» Problem requirements:
Retype all data exactly as given. Pictures should not be retyped.

(Figure collection entries)

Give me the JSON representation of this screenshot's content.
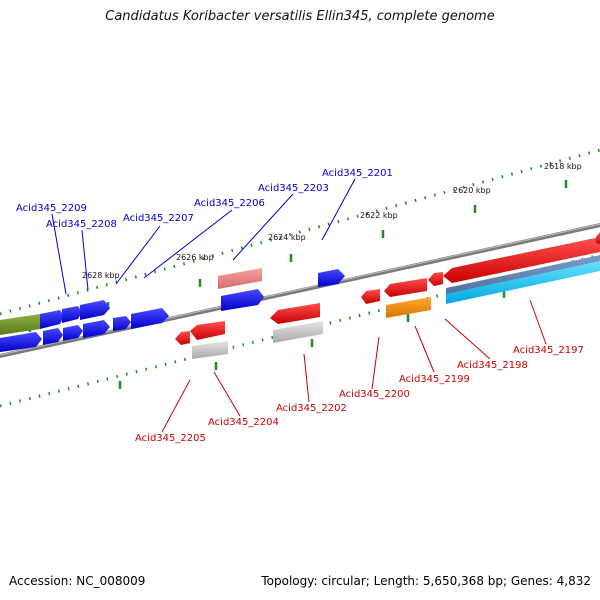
{
  "title": "Candidatus Koribacter versatilis Ellin345, complete genome",
  "footer": {
    "accession": "Accession: NC_008009",
    "stats": "Topology: circular; Length: 5,650,368 bp; Genes: 4,832"
  },
  "colors": {
    "forward_gene": "#0000ff",
    "reverse_gene": "#ff0000",
    "forward_label": "#0000cc",
    "reverse_label": "#cc0000",
    "backbone": "#808080",
    "tick": "#228b22"
  },
  "scale_labels": [
    "2618 kbp",
    "2620 kbp",
    "2622 kbp",
    "2624 kbp",
    "2626 kbp",
    "2628 kbp"
  ],
  "forward_labels": [
    "Acid345_2209",
    "Acid345_2208",
    "Acid345_2207",
    "Acid345_2206",
    "Acid345_2203",
    "Acid345_2201"
  ],
  "reverse_labels": [
    "Acid345_2205",
    "Acid345_2204",
    "Acid345_2202",
    "Acid345_2200",
    "Acid345_2199",
    "Acid345_2198",
    "Acid345_2197"
  ]
}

» Answer space:
Give me the JSON representation of this screenshot's content.
{
  "title": "Candidatus Koribacter versatilis Ellin345, complete genome",
  "footer": {
    "accession": "Accession: NC_008009",
    "stats": "Topology: circular; Length: 5,650,368 bp; Genes: 4,832"
  },
  "colors": {
    "forward_gene": "#0000ff",
    "reverse_gene": "#ff0000",
    "forward_label": "#0000cc",
    "reverse_label": "#cc0000",
    "backbone": "#808080",
    "tick": "#228b22"
  },
  "scale_labels": [
    "2618 kbp",
    "2620 kbp",
    "2622 kbp",
    "2624 kbp",
    "2626 kbp",
    "2628 kbp"
  ],
  "forward_labels": [
    "Acid345_2209",
    "Acid345_2208",
    "Acid345_2207",
    "Acid345_2206",
    "Acid345_2203",
    "Acid345_2201"
  ],
  "reverse_labels": [
    "Acid345_2205",
    "Acid345_2204",
    "Acid345_2202",
    "Acid345_2200",
    "Acid345_2199",
    "Acid345_2198",
    "Acid345_2197"
  ]
}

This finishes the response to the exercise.